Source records
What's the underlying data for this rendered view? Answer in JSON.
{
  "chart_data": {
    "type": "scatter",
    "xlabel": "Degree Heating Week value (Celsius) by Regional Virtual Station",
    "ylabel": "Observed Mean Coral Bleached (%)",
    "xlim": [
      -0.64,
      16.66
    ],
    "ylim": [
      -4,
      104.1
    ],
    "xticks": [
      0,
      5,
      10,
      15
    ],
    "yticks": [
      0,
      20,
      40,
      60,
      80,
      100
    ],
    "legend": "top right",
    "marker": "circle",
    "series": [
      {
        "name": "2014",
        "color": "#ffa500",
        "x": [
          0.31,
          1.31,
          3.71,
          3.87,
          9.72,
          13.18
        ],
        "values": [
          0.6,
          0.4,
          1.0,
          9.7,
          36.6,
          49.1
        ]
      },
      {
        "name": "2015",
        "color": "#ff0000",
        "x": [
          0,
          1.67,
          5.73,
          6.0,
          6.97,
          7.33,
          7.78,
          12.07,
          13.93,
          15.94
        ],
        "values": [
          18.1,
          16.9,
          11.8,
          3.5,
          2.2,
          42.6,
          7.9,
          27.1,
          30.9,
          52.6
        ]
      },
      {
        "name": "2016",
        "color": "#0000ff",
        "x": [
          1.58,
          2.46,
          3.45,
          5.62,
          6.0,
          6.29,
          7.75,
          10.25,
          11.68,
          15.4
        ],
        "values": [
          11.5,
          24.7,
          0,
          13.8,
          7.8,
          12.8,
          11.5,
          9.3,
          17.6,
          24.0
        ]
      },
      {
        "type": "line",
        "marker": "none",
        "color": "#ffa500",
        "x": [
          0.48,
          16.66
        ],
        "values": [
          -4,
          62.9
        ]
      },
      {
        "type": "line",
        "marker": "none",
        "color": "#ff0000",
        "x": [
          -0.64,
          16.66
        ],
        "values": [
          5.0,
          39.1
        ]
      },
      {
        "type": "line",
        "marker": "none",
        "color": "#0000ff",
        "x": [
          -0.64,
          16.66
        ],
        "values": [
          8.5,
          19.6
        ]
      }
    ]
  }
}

### THE REQUEST
Copy all of the material word for word.

### EXPECTED OUTPUT
What's the underlying data for this rendered view? Answer in JSON.
{
  "chart_data": {
    "type": "scatter",
    "xlabel": "Degree Heating Week value (Celsius) by Regional Virtual Station",
    "ylabel": "Observed Mean Coral Bleached (%)",
    "xlim": [
      -0.64,
      16.66
    ],
    "ylim": [
      -4,
      104.1
    ],
    "xticks": [
      0,
      5,
      10,
      15
    ],
    "yticks": [
      0,
      20,
      40,
      60,
      80,
      100
    ],
    "legend": "top right",
    "marker": "circle",
    "series": [
      {
        "name": "2014",
        "color": "#ffa500",
        "x": [
          0.31,
          1.31,
          3.71,
          3.87,
          9.72,
          13.18
        ],
        "values": [
          0.6,
          0.4,
          1.0,
          9.7,
          36.6,
          49.1
        ]
      },
      {
        "name": "2015",
        "color": "#ff0000",
        "x": [
          0,
          1.67,
          5.73,
          6.0,
          6.97,
          7.33,
          7.78,
          12.07,
          13.93,
          15.94
        ],
        "values": [
          18.1,
          16.9,
          11.8,
          3.5,
          2.2,
          42.6,
          7.9,
          27.1,
          30.9,
          52.6
        ]
      },
      {
        "name": "2016",
        "color": "#0000ff",
        "x": [
          1.58,
          2.46,
          3.45,
          5.62,
          6.0,
          6.29,
          7.75,
          10.25,
          11.68,
          15.4
        ],
        "values": [
          11.5,
          24.7,
          0,
          13.8,
          7.8,
          12.8,
          11.5,
          9.3,
          17.6,
          24.0
        ]
      },
      {
        "type": "line",
        "marker": "none",
        "color": "#ffa500",
        "x": [
          0.48,
          16.66
        ],
        "values": [
          -4,
          62.9
        ]
      },
      {
        "type": "line",
        "marker": "none",
        "color": "#ff0000",
        "x": [
          -0.64,
          16.66
        ],
        "values": [
          5.0,
          39.1
        ]
      },
      {
        "type": "line",
        "marker": "none",
        "color": "#0000ff",
        "x": [
          -0.64,
          16.66
        ],
        "values": [
          8.5,
          19.6
        ]
      }
    ]
  }
}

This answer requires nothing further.